● **Work required**
Every line with the string "Netzwerk" should be gathered.

###

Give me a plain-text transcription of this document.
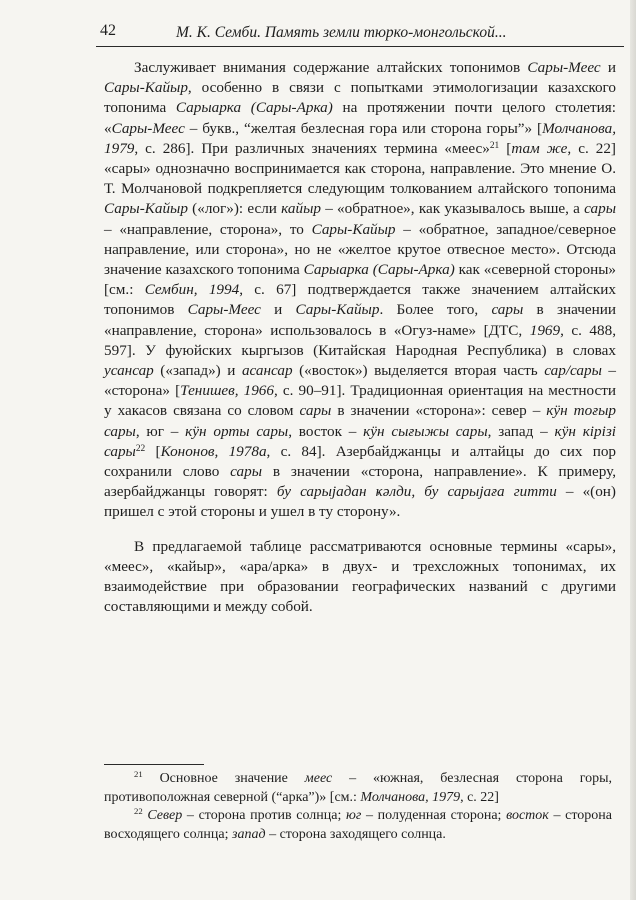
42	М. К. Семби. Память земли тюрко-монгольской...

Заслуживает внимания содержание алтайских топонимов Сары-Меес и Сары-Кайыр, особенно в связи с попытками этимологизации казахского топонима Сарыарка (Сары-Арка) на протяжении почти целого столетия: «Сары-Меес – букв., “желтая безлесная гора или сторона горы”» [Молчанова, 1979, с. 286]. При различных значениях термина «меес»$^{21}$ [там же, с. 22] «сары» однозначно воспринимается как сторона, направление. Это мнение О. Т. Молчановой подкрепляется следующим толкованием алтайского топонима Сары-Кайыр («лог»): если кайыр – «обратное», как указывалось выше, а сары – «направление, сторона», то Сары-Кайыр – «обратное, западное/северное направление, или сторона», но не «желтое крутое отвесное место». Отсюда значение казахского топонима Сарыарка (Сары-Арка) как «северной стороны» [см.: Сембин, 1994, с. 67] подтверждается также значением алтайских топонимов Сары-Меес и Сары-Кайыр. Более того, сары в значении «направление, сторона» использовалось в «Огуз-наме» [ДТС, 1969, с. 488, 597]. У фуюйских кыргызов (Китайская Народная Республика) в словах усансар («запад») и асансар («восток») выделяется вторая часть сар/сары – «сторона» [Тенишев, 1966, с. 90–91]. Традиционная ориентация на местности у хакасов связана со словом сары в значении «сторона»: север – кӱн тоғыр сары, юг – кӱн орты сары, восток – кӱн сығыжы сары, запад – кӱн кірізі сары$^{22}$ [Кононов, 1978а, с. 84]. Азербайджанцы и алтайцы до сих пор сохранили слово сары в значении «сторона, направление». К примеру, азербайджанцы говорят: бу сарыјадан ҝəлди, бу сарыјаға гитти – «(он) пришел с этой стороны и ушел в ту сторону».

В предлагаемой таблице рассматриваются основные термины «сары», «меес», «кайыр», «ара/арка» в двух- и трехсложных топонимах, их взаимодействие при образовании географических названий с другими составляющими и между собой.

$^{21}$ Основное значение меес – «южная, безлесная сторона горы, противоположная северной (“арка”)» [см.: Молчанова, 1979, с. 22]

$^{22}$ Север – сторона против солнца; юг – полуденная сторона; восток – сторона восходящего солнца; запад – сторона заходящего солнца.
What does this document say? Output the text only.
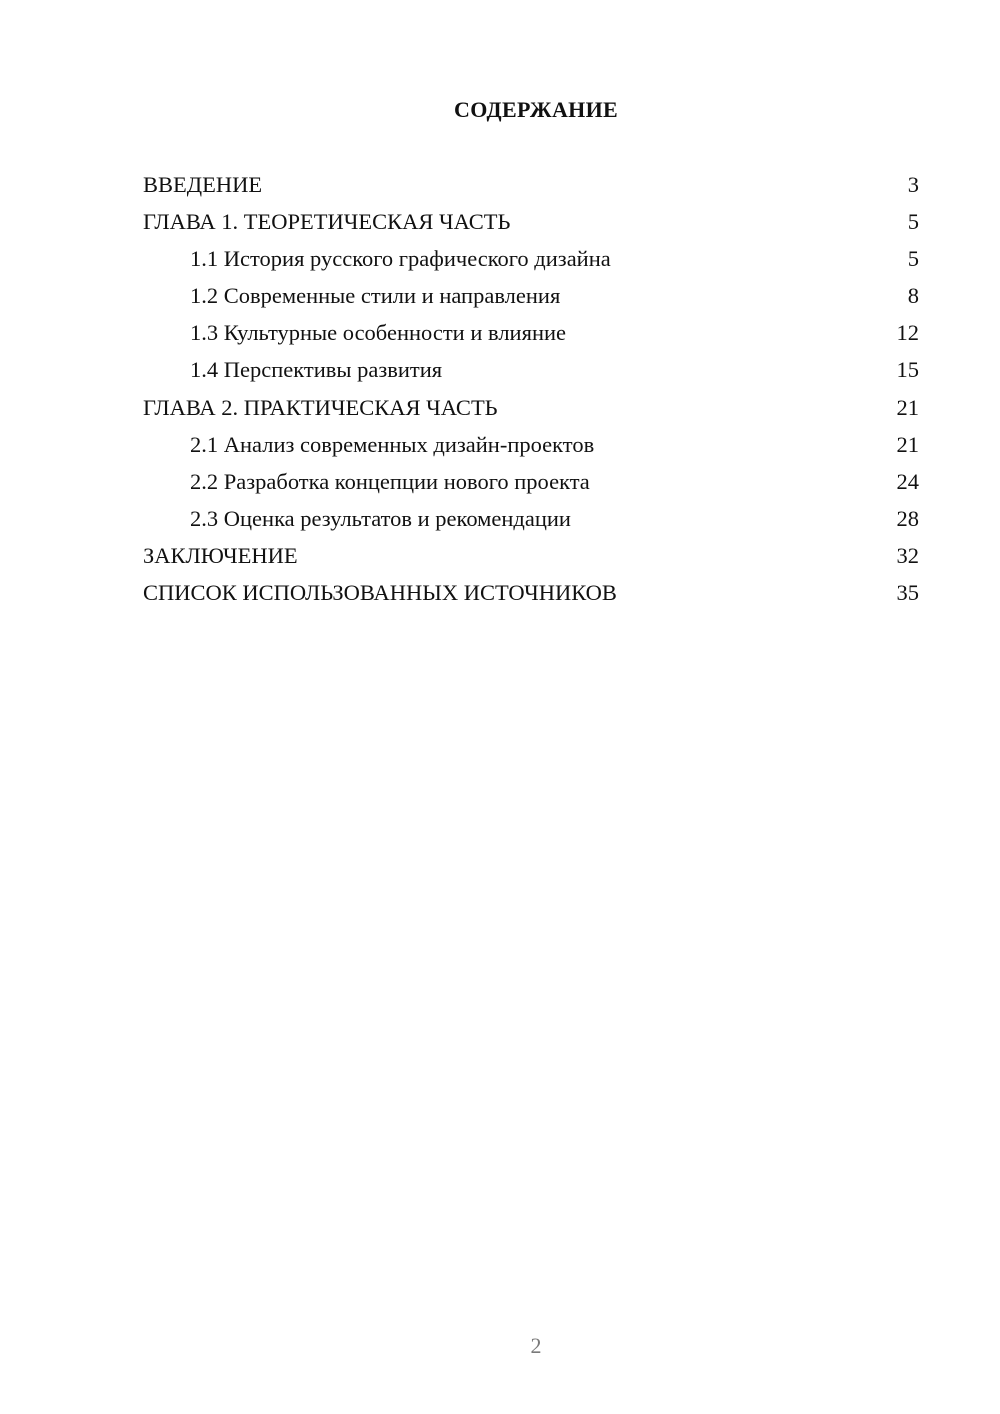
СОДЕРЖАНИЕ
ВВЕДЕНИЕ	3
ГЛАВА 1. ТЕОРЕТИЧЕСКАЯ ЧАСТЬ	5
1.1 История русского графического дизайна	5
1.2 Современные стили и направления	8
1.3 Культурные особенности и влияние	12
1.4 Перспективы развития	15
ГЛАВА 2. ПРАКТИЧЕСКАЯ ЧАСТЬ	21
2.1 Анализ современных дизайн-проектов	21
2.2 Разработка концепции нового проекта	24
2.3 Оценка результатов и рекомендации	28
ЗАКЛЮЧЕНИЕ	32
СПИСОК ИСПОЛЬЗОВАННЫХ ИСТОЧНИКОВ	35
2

###

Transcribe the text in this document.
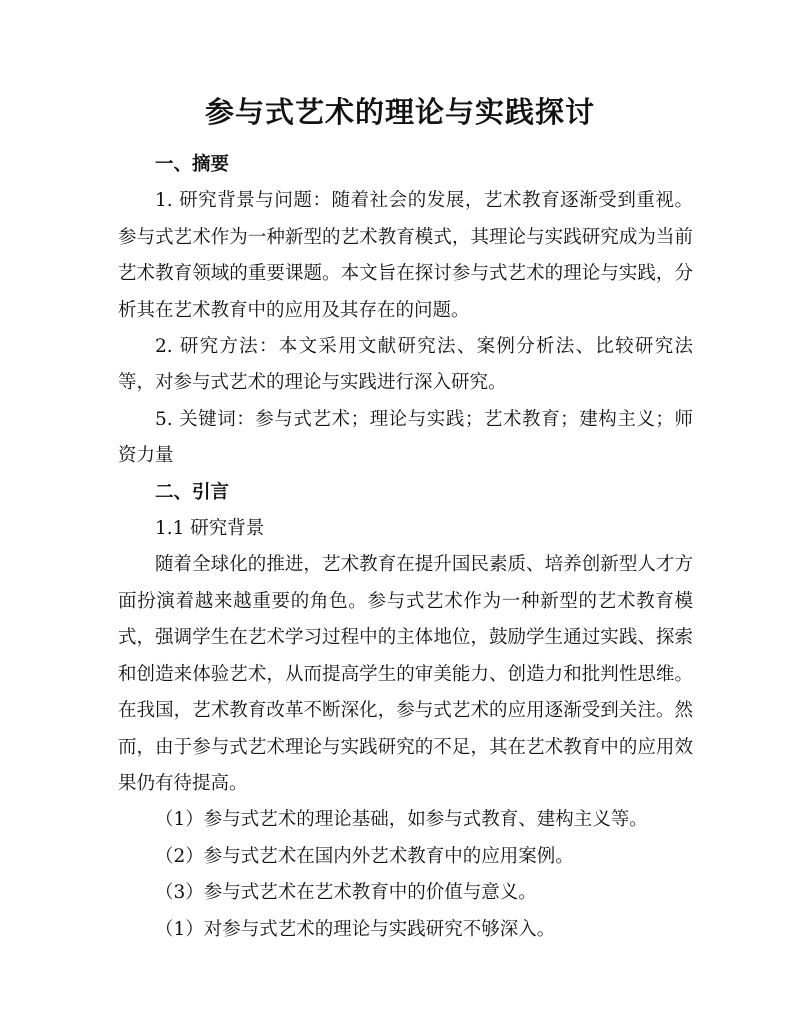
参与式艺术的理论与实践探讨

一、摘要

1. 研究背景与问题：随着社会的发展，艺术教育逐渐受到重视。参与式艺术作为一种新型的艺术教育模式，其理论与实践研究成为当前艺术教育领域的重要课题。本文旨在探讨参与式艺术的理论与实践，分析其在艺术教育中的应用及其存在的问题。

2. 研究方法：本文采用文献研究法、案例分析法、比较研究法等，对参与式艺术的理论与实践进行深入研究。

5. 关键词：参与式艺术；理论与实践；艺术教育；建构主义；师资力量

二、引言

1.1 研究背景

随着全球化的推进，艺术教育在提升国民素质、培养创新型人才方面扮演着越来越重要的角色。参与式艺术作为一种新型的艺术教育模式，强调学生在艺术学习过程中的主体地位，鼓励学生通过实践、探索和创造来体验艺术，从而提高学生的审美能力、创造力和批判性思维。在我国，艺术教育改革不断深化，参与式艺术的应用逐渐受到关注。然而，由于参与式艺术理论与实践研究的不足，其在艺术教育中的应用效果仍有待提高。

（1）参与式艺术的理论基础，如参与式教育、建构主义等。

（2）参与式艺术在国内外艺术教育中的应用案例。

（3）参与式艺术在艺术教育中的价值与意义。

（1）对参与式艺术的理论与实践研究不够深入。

###

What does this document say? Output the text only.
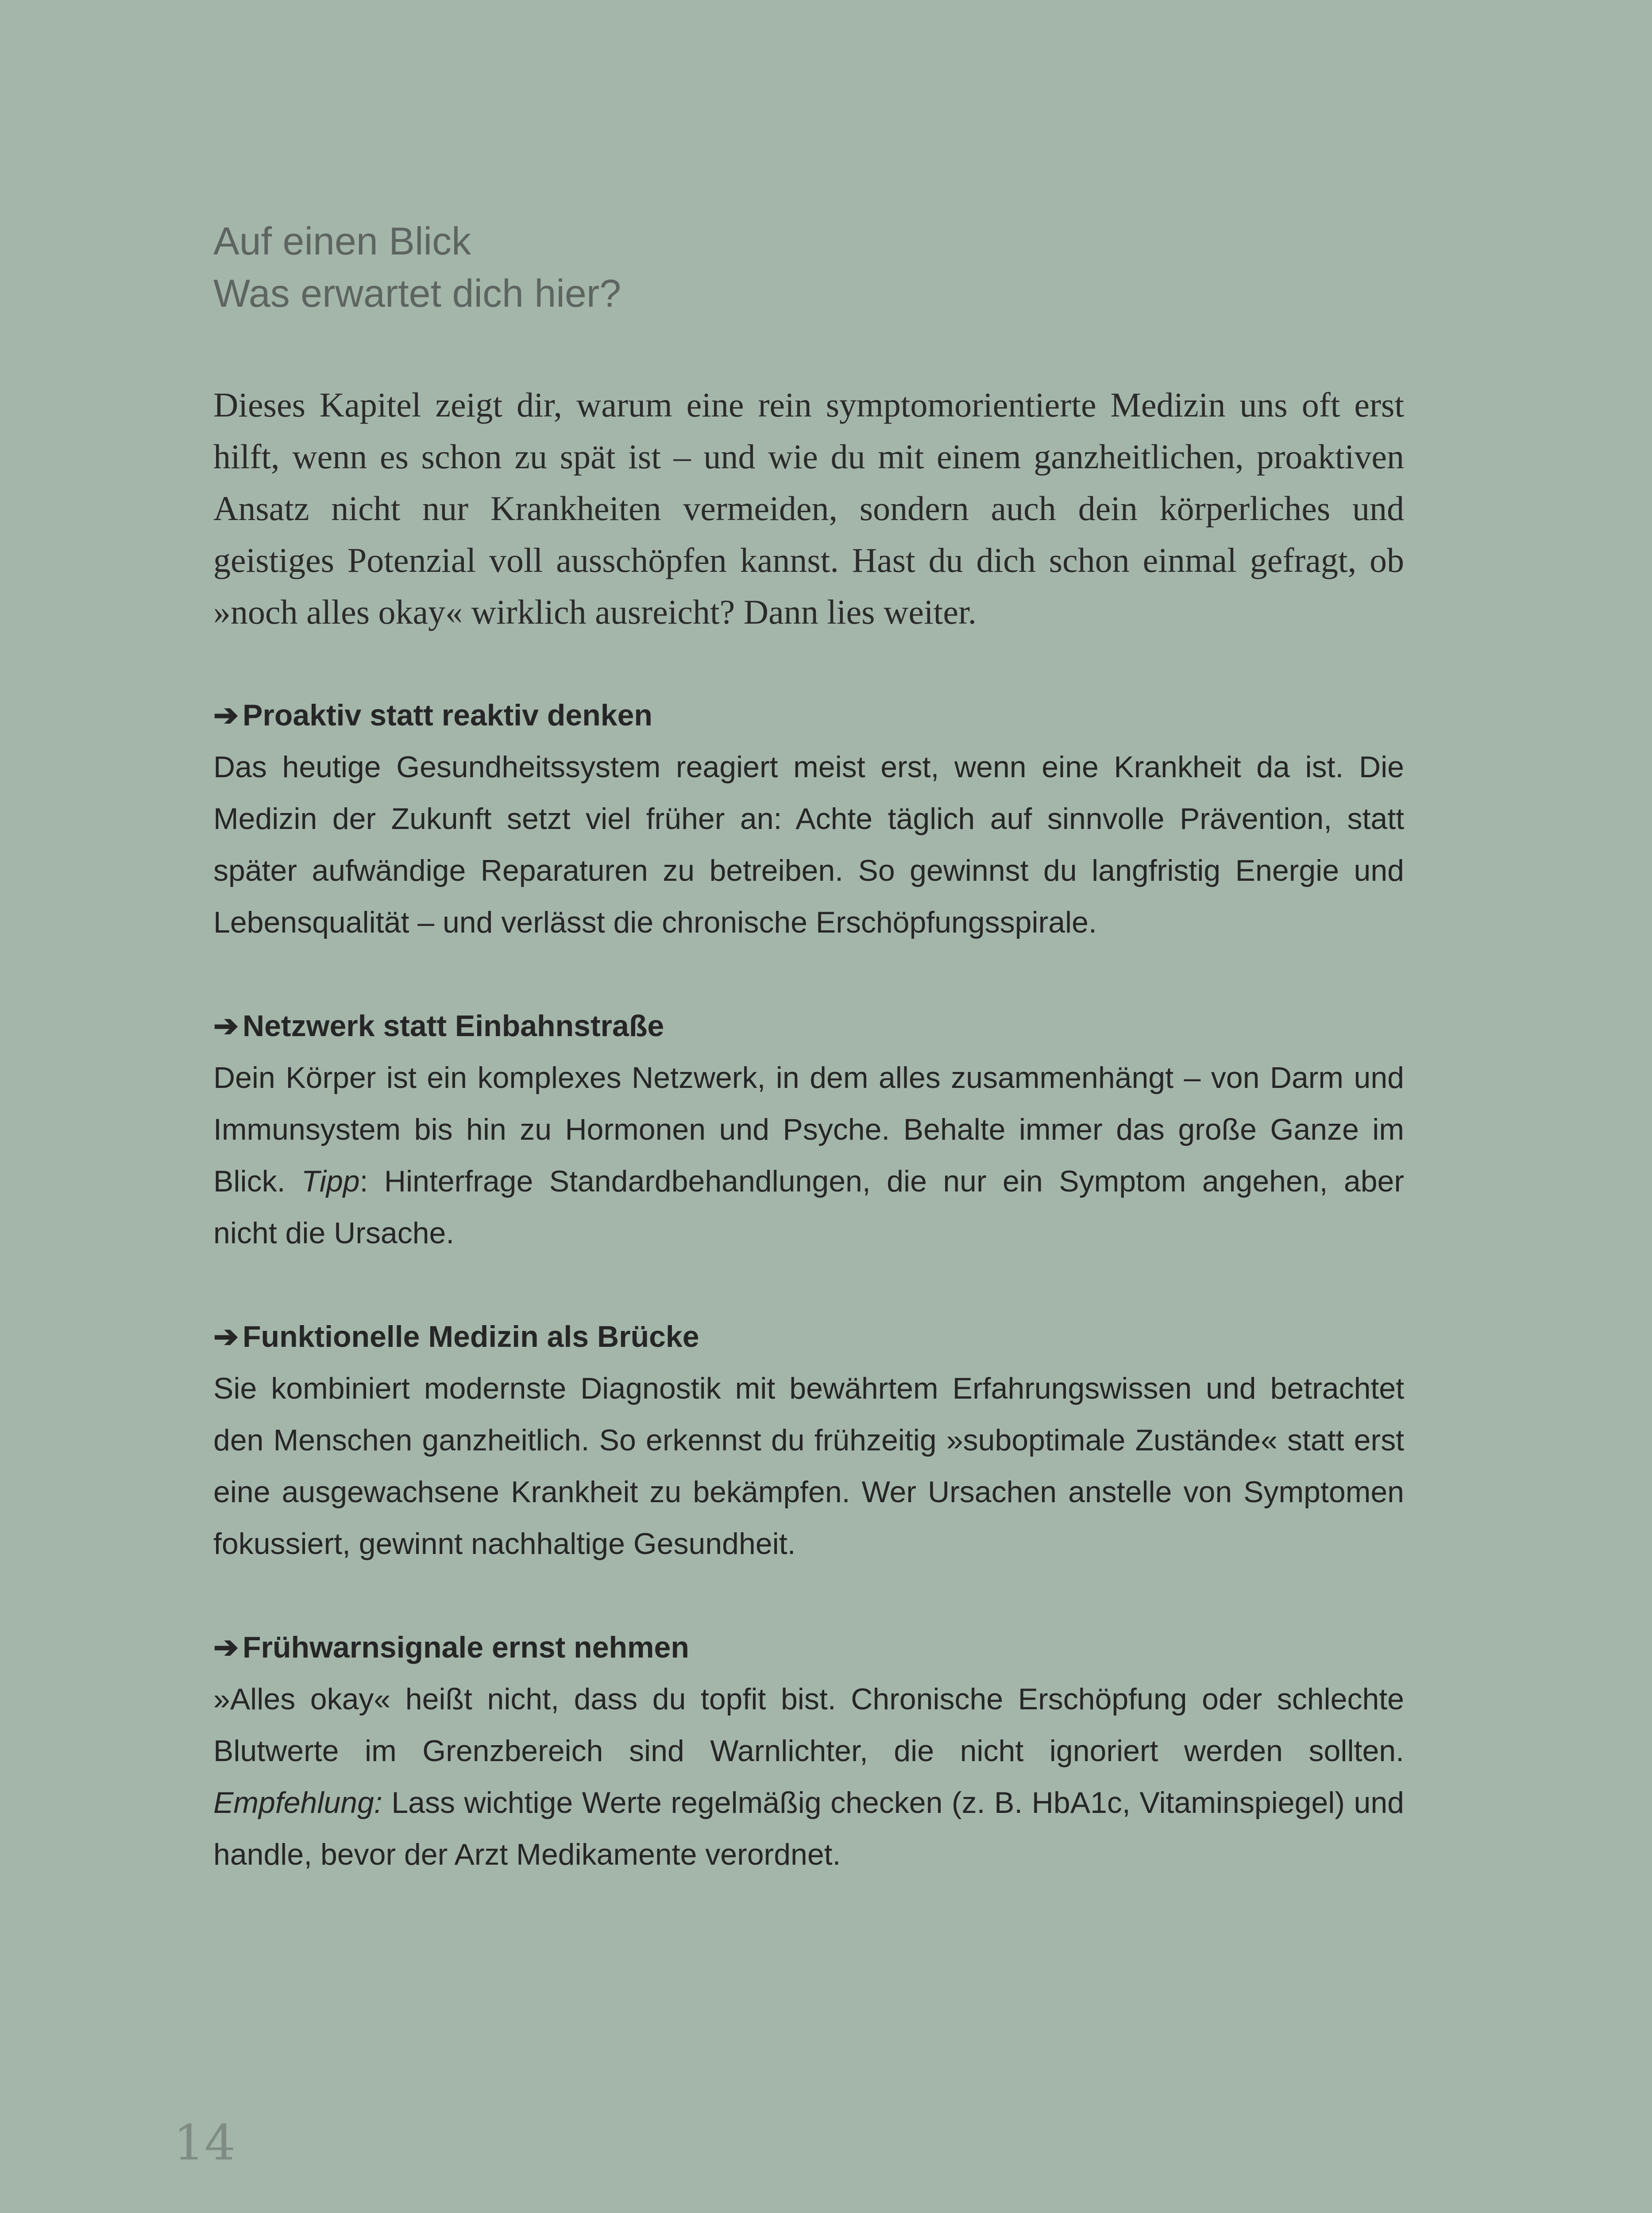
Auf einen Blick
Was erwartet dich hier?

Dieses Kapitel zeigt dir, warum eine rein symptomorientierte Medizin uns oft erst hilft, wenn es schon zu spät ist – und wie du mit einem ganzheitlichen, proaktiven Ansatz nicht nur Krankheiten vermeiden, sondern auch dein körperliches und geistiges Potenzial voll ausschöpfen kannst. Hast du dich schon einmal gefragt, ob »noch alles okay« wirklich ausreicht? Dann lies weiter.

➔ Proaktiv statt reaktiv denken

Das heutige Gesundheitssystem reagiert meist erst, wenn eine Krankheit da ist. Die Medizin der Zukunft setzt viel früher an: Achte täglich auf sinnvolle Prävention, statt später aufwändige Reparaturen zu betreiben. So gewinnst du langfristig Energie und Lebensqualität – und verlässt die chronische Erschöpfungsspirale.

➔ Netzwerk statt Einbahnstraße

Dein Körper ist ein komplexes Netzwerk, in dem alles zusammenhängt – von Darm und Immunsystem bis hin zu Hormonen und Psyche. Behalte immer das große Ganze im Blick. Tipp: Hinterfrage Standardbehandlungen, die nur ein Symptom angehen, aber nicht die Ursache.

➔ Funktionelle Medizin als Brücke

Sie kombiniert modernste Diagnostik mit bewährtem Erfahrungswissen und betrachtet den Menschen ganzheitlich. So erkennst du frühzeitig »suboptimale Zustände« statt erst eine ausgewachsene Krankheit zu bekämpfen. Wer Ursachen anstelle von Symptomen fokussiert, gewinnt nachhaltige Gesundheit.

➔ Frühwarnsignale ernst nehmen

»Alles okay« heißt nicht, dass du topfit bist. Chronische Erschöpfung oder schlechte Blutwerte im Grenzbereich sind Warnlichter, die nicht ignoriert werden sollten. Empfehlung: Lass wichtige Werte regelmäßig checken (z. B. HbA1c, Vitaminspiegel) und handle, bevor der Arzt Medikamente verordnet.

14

###

● **Complete response**
➔ Netzwerk statt Einbahnstraße
Dein Körper ist ein komplexes Netzwerk, in dem alles zusammenhängt – von Darm und Immunsystem bis hin zu Hormonen und Psyche. Behalte immer das große Ganze im Blick. Tipp: Hinterfrage Standardbehandlungen, die nur ein Symptom angehen, aber nicht die Ursache.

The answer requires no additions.